■ PROBLEM TO WORK ON
Convert the rows, from the first one through the line containing "legend-label: 混配模成型 — [465, 54, 520, 67]", into a JSON list of strings with one string per line and no blank lines.

------------

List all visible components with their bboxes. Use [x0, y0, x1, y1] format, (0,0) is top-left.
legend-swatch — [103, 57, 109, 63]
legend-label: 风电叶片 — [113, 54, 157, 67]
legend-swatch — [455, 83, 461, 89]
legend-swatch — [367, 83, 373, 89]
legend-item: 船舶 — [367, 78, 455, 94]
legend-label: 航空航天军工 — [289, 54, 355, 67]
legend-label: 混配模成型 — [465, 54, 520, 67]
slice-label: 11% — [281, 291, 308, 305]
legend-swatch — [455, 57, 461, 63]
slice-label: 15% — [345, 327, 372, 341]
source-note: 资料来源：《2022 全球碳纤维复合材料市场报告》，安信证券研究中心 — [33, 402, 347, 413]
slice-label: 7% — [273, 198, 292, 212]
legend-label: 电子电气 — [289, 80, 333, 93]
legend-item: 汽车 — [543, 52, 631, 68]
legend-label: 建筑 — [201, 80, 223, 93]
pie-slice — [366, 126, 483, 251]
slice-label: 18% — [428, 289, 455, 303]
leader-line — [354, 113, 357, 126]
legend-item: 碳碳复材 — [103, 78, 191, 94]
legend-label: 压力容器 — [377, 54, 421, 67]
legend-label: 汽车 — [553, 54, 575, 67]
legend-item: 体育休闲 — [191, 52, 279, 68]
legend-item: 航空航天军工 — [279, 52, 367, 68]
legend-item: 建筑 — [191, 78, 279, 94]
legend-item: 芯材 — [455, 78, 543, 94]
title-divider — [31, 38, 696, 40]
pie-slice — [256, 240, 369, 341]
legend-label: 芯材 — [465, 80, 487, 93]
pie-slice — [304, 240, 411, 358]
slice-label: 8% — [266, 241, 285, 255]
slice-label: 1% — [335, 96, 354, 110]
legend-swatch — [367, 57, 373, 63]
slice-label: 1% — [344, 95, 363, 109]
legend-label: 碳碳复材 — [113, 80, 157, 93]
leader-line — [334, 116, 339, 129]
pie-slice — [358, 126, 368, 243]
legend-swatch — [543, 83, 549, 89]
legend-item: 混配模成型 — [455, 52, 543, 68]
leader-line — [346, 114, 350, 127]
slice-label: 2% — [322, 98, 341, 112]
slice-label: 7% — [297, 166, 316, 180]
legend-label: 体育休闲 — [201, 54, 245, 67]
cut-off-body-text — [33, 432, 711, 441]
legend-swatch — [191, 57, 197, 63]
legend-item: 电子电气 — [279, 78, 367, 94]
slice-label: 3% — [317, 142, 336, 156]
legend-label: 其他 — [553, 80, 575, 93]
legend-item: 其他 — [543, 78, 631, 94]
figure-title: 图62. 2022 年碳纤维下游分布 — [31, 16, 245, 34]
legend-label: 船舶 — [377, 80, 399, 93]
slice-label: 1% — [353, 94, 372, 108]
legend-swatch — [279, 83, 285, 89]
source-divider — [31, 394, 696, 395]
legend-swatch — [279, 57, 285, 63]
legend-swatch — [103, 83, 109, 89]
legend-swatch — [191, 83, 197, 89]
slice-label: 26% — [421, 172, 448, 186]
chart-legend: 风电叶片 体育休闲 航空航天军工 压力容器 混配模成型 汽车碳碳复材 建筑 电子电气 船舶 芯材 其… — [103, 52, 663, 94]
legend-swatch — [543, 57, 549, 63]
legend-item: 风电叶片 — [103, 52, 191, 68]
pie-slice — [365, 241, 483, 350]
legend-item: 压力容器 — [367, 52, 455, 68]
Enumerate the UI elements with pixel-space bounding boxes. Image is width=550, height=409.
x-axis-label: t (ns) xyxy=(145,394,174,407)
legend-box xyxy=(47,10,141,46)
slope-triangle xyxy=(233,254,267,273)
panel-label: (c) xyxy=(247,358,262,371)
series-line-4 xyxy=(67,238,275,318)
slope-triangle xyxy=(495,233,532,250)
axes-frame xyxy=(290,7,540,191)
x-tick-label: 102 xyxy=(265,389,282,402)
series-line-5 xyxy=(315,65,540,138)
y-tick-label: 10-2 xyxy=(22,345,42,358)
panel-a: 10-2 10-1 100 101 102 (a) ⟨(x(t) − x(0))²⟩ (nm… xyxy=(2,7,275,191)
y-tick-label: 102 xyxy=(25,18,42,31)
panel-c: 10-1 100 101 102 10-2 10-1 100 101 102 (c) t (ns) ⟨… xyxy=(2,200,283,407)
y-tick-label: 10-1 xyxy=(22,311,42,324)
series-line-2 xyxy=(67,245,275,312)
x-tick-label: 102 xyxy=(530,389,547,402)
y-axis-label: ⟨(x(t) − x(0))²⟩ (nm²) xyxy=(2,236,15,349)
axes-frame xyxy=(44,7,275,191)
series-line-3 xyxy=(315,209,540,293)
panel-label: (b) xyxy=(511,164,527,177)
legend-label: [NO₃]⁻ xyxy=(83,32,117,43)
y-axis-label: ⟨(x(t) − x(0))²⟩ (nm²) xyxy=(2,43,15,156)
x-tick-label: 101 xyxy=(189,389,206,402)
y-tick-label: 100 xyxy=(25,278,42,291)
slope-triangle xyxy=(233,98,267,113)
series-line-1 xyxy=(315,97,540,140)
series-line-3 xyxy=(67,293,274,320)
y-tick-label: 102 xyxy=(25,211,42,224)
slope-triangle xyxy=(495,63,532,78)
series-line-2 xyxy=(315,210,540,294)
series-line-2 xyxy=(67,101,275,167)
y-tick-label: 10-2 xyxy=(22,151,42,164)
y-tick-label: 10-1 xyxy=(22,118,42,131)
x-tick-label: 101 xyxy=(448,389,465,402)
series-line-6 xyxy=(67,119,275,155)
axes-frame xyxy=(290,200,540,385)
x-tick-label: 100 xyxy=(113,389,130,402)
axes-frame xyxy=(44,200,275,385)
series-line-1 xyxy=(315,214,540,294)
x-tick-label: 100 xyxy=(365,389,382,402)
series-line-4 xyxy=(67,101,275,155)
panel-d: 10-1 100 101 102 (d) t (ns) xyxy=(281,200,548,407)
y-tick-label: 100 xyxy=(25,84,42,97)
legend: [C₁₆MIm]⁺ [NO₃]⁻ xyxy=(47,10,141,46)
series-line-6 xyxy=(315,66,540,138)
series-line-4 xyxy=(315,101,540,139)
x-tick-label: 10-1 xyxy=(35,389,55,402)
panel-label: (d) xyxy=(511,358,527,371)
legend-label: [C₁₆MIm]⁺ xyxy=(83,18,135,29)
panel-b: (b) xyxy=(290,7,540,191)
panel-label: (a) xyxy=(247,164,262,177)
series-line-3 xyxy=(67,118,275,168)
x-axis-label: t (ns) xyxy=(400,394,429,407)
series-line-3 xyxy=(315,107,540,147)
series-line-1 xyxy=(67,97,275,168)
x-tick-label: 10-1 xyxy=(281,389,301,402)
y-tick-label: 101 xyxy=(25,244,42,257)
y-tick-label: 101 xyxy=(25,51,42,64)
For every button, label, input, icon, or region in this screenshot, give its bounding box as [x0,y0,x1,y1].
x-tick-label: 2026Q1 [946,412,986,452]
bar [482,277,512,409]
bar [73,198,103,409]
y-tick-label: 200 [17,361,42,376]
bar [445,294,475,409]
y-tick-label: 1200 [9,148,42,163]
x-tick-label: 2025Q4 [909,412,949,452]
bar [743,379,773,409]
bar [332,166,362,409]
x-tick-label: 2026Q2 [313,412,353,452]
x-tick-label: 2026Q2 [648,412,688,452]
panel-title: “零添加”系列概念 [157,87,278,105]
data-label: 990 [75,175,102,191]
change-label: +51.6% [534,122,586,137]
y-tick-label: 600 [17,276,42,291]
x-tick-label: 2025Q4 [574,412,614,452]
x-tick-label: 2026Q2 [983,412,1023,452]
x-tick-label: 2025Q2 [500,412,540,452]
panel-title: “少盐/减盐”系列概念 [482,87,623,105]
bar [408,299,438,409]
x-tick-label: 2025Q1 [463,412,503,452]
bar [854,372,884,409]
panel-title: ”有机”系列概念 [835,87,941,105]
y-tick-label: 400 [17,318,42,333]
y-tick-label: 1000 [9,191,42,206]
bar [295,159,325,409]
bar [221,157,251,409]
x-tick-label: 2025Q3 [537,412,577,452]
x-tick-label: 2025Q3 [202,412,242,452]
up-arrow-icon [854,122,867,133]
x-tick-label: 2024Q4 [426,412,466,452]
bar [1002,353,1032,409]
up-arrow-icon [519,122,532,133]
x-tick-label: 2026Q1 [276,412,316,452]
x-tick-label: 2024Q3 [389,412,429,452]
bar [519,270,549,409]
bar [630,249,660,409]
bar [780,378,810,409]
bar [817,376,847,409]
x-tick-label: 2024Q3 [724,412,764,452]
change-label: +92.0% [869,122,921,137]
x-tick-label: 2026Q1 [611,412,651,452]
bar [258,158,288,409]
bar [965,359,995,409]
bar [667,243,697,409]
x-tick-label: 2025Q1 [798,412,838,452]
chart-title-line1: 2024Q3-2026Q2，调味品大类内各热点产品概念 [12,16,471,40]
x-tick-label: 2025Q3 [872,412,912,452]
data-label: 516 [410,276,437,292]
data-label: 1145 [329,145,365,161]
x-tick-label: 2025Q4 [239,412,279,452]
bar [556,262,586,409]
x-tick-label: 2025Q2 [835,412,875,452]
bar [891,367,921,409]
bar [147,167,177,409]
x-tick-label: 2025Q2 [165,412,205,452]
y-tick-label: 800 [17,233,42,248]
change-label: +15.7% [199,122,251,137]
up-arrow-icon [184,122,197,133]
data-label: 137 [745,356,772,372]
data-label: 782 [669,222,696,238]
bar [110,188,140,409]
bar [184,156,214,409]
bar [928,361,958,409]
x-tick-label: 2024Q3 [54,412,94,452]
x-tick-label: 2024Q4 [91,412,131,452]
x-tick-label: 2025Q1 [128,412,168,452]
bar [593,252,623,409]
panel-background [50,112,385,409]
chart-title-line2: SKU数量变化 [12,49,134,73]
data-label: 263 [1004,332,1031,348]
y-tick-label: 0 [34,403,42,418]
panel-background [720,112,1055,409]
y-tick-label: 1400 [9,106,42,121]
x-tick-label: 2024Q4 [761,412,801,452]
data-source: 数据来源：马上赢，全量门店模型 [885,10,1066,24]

------------

■ EXERCISE SOLUTION
[
  "List all visible components with their bboxes. Use [x0, y0, x1, y1] format, (0,0) is top-left.",
  "legend-swatch — [103, 57, 109, 63]",
  "legend-label: 风电叶片 — [113, 54, 157, 67]",
  "legend-swatch — [455, 83, 461, 89]",
  "legend-swatch — [367, 83, 373, 89]",
  "legend-item: 船舶 — [367, 78, 455, 94]",
  "legend-label: 航空航天军工 — [289, 54, 355, 67]",
  "legend-label: 混配模成型 — [465, 54, 520, 67]"
]